Stored dataset items:
++++++++++++++++++++
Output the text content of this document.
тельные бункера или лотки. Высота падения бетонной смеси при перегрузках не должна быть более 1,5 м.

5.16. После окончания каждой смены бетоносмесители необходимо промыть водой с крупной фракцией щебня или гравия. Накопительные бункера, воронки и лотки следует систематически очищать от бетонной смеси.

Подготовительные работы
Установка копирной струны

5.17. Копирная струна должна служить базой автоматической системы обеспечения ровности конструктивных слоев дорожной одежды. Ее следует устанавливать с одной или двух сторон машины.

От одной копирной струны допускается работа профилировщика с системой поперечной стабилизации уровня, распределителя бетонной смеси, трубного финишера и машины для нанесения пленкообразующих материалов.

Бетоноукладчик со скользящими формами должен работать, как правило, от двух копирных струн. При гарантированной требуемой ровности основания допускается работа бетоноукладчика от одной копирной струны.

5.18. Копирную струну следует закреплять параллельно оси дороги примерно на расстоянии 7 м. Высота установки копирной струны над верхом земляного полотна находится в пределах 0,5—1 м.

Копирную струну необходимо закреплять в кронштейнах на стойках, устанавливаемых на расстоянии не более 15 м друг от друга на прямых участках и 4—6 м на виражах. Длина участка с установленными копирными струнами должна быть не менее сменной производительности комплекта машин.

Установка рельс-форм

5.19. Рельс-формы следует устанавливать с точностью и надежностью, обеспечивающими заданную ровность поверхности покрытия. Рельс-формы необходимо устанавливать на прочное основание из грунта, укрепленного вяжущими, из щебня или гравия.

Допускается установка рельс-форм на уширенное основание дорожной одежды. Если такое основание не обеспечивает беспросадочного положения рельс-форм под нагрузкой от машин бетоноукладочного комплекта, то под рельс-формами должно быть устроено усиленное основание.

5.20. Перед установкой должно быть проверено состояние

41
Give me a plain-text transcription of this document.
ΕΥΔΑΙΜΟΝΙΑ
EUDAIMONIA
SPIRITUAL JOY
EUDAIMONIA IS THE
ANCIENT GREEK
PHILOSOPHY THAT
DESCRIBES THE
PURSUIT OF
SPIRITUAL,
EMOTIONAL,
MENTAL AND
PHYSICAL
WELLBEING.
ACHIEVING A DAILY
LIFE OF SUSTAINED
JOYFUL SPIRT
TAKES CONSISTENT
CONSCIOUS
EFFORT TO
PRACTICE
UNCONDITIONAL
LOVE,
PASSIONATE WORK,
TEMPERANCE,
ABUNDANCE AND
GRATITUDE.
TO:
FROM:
++++++++++++++++++++
◆ Requirements:
Print every entry exactly as it appears.

◆ Finished task:
Output the text content of this document.
тельные бункера или лотки. Высота падения бетонной смеси при перегрузках не должна быть более 1,5 м.

5.16. После окончания каждой смены бетоносмесители необходимо промыть водой с крупной фракцией щебня или гравия. Накопительные бункера, воронки и лотки следует систематически очищать от бетонной смеси.

Подготовительные работы
Установка копирной струны

5.17. Копирная струна должна служить базой автоматической системы обеспечения ровности конструктивных слоев дорожной одежды. Ее следует устанавливать с одной или двух сторон машины.

От одной копирной струны допускается работа профилировщика с системой поперечной стабилизации уровня, распределителя бетонной смеси, трубного финишера и машины для нанесения пленкообразующих материалов.

Бетоноукладчик со скользящими формами должен работать, как правило, от двух копирных струн. При гарантированной требуемой ровности основания допускается работа бетоноукладчика от одной копирной струны.

5.18. Копирную струну следует закреплять параллельно оси дороги примерно на расстоянии 7 м. Высота установки копирной струны над верхом земляного полотна находится в пределах 0,5—1 м.

Копирную струну необходимо закреплять в кронштейнах на стойках, устанавливаемых на расстоянии не более 15 м друг от друга на прямых участках и 4—6 м на виражах. Длина участка с установленными копирными струнами должна быть не менее сменной производительности комплекта машин.

Установка рельс-форм

5.19. Рельс-формы следует устанавливать с точностью и надежностью, обеспечивающими заданную ровность поверхности покрытия. Рельс-формы необходимо устанавливать на прочное основание из грунта, укрепленного вяжущими, из щебня или гравия.

Допускается установка рельс-форм на уширенное основание дорожной одежды. Если такое основание не обеспечивает беспросадочного положения рельс-форм под нагрузкой от машин бетоноукладочного комплекта, то под рельс-формами должно быть устроено усиленное основание.

5.20. Перед установкой должно быть проверено состояние

41
Give me a plain-text transcription of this document.
ΕΥΔΑΙΜΟΝΙΑ
EUDAIMONIA
SPIRITUAL JOY
EUDAIMONIA IS THE
ANCIENT GREEK
PHILOSOPHY THAT
DESCRIBES THE
PURSUIT OF
SPIRITUAL,
EMOTIONAL,
MENTAL AND
PHYSICAL
WELLBEING.
ACHIEVING A DAILY
LIFE OF SUSTAINED
JOYFUL SPIRT
TAKES CONSISTENT
CONSCIOUS
EFFORT TO
PRACTICE
UNCONDITIONAL
LOVE,
PASSIONATE WORK,
TEMPERANCE,
ABUNDANCE AND
GRATITUDE.
TO:
FROM:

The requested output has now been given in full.